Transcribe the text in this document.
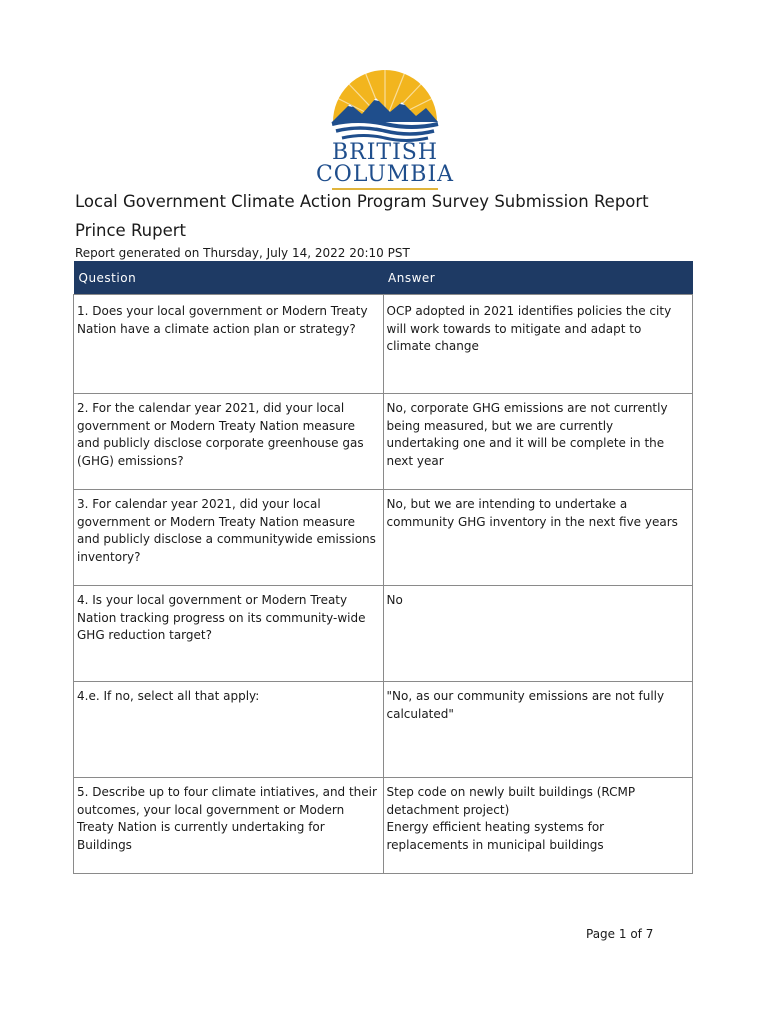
BRITISH
COLUMBIA
Local Government Climate Action Program Survey Submission Report
Prince Rupert
Report generated on Thursday, July 14, 2022 20:10 PST
Question	Answer
1. Does your local government or Modern Treaty Nation have a climate action plan or strategy?	OCP adopted in 2021 identifies policies the city will work towards to mitigate and adapt to climate change

2. For the calendar year 2021, did your local government or Modern Treaty Nation measure and publicly disclose corporate greenhouse gas (GHG) emissions?	No, corporate GHG emissions are not currently being measured, but we are currently undertaking one and it will be complete in the next year

3. For calendar year 2021, did your local government or Modern Treaty Nation measure and publicly disclose a communitywide emissions inventory?	No, but we are intending to undertake a community GHG inventory in the next five years

4. Is your local government or Modern Treaty Nation tracking progress on its community-wide GHG reduction target?	No

4.e. If no, select all that apply:	"No, as our community emissions are not fully calculated"

5. Describe up to four climate intiatives, and their outcomes, your local government or Modern Treaty Nation is currently undertaking for Buildings	Step code on newly built buildings (RCMP detachment project)
Energy efficient heating systems for replacements in municipal buildings
Page 1 of 7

--- --- ---

## THE TASK
The entries above should be reproduced exactly, without their pictures.

## REPLY
Transcribe the text in this document.
BRITISH
COLUMBIA
Local Government Climate Action Program Survey Submission Report
Prince Rupert
Report generated on Thursday, July 14, 2022 20:10 PST
Question	Answer
1. Does your local government or Modern Treaty Nation have a climate action plan or strategy?	OCP adopted in 2021 identifies policies the city will work towards to mitigate and adapt to climate change

2. For the calendar year 2021, did your local government or Modern Treaty Nation measure and publicly disclose corporate greenhouse gas (GHG) emissions?	No, corporate GHG emissions are not currently being measured, but we are currently undertaking one and it will be complete in the next year

3. For calendar year 2021, did your local government or Modern Treaty Nation measure and publicly disclose a communitywide emissions inventory?	No, but we are intending to undertake a community GHG inventory in the next five years

4. Is your local government or Modern Treaty Nation tracking progress on its community-wide GHG reduction target?	No

4.e. If no, select all that apply:	"No, as our community emissions are not fully calculated"

5. Describe up to four climate intiatives, and their outcomes, your local government or Modern Treaty Nation is currently undertaking for Buildings	Step code on newly built buildings (RCMP detachment project)
Energy efficient heating systems for replacements in municipal buildings
Page 1 of 7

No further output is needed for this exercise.